| WRITTEN INSTRUCTION |
In the entries that follow, how many lines contain "served"? Answer with the number only.

Extracted records
----
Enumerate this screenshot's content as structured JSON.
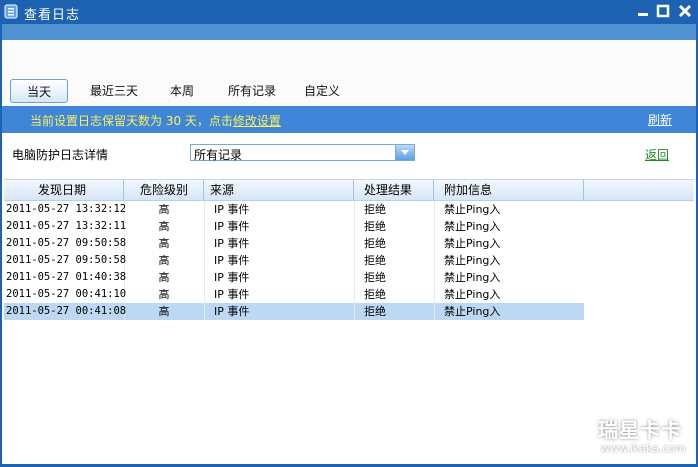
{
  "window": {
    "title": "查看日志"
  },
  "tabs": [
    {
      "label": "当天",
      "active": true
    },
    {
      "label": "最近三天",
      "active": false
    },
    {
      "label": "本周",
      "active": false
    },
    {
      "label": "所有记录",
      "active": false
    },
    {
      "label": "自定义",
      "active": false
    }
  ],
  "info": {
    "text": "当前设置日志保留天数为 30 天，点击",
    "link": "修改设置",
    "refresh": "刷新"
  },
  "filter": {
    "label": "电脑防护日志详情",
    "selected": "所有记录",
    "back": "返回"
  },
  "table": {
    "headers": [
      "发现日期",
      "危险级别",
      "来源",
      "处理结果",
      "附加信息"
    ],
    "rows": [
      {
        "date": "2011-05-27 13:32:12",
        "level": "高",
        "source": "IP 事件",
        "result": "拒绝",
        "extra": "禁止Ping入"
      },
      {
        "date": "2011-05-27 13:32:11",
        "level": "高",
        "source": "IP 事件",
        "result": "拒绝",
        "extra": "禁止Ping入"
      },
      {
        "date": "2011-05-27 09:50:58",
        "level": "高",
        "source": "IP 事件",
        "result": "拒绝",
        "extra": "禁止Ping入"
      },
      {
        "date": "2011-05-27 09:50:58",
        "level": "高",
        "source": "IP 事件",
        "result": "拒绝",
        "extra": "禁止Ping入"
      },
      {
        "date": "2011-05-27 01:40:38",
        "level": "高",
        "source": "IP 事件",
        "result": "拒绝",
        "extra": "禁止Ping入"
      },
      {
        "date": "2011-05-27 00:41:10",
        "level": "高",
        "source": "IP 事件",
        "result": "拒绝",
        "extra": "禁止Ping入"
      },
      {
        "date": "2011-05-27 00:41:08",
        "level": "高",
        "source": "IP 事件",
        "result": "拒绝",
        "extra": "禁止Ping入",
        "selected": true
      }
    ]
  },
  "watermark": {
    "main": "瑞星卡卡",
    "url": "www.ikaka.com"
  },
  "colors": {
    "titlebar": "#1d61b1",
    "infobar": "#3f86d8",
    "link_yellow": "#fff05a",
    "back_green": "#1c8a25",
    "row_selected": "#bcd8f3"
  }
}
----
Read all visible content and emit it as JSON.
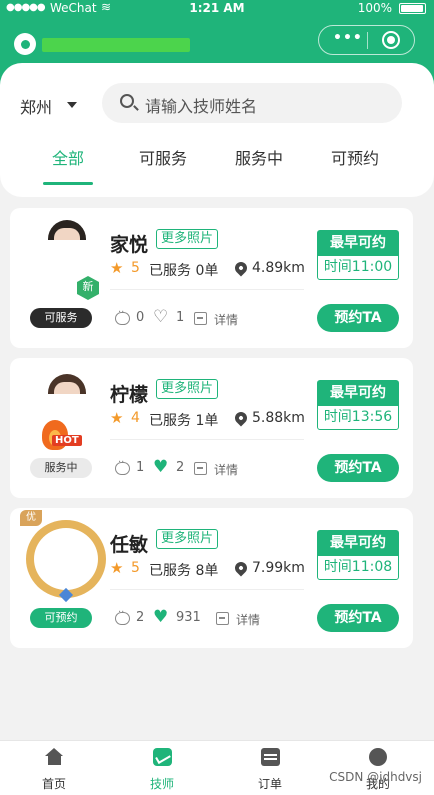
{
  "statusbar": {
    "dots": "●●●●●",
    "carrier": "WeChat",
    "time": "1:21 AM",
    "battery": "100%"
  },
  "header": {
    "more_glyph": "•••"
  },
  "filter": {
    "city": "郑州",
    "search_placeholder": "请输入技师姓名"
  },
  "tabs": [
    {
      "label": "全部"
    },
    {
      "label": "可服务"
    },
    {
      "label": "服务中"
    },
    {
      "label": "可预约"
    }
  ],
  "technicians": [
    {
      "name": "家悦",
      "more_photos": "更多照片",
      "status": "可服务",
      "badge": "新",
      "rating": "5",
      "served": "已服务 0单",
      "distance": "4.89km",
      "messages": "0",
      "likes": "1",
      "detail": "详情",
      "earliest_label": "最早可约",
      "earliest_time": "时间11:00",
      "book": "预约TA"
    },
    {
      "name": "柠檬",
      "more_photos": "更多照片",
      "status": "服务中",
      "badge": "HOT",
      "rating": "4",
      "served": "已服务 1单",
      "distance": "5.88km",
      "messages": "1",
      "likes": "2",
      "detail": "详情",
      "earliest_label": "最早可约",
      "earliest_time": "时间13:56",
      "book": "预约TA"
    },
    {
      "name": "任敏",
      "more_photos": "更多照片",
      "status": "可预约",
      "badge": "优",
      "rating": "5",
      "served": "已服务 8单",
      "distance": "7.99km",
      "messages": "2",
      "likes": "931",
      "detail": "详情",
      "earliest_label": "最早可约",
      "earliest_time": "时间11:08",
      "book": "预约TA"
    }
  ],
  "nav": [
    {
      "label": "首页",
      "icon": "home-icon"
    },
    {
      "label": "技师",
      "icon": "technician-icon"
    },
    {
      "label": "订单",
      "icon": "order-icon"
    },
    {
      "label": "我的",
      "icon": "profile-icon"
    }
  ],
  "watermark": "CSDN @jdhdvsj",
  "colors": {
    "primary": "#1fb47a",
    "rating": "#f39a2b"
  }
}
----
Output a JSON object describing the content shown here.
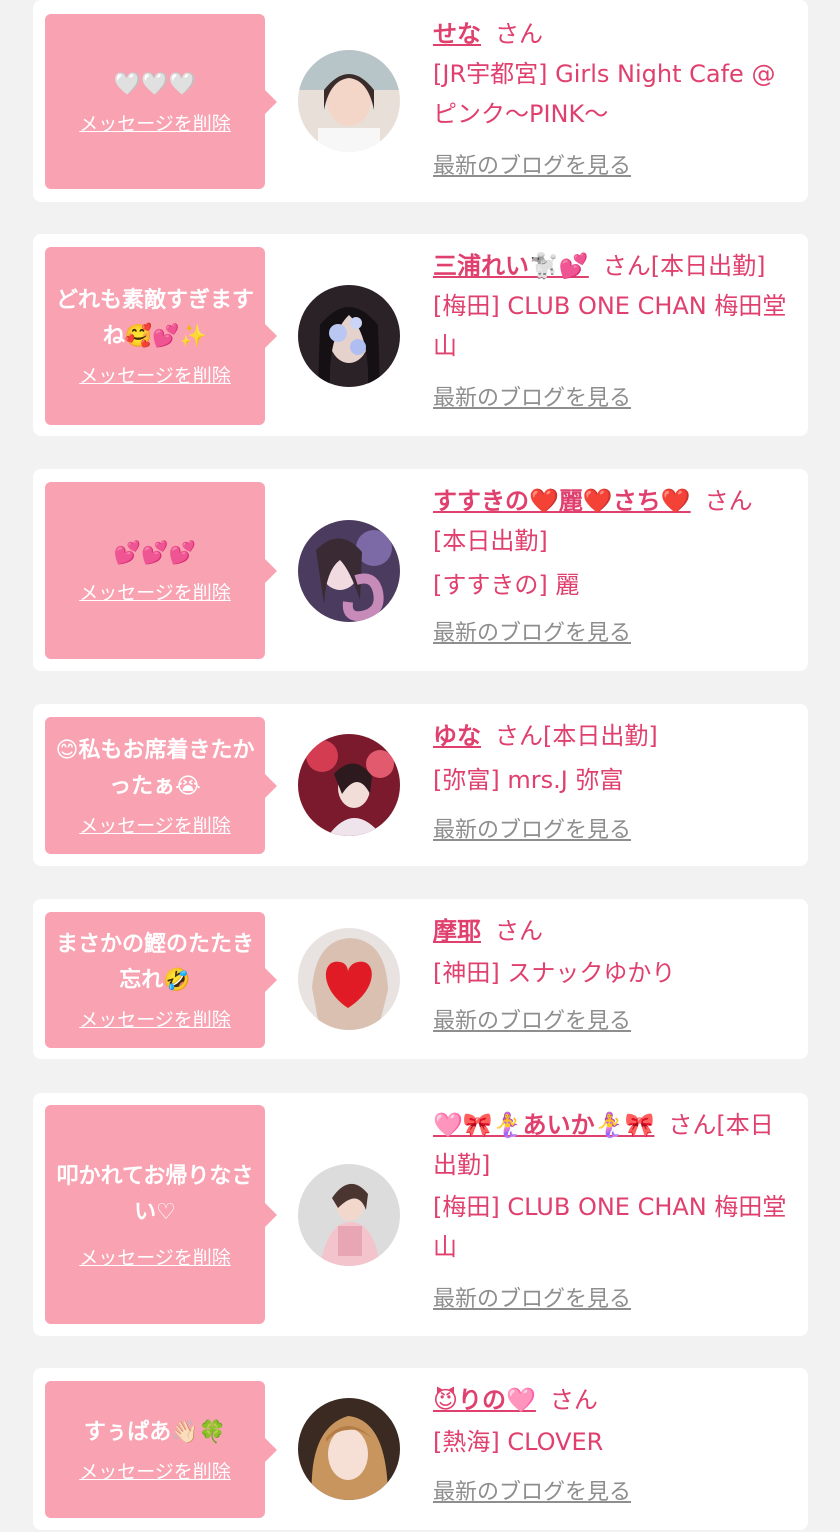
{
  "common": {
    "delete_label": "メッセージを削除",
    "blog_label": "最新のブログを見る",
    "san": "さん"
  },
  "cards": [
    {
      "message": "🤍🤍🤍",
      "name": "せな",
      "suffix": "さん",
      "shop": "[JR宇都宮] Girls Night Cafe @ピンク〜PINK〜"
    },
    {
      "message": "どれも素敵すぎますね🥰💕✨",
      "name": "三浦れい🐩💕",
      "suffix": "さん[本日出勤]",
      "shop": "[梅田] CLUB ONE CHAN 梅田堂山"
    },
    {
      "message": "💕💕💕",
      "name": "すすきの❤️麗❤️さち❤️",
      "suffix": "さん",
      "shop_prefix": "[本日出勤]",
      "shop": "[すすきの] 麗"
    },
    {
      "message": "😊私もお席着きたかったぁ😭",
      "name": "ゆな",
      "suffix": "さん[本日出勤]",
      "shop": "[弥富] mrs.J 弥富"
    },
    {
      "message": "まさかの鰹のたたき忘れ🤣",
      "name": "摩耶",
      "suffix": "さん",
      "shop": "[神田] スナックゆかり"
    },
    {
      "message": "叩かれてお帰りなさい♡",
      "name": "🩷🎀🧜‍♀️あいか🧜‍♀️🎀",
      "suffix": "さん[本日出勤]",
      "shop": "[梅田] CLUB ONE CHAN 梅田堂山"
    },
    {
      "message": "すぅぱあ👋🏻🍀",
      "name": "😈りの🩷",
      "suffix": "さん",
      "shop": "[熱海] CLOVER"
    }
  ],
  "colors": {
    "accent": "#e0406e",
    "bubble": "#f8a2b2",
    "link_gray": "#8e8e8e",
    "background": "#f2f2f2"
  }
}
----
| SOLVED PROBLEM |
3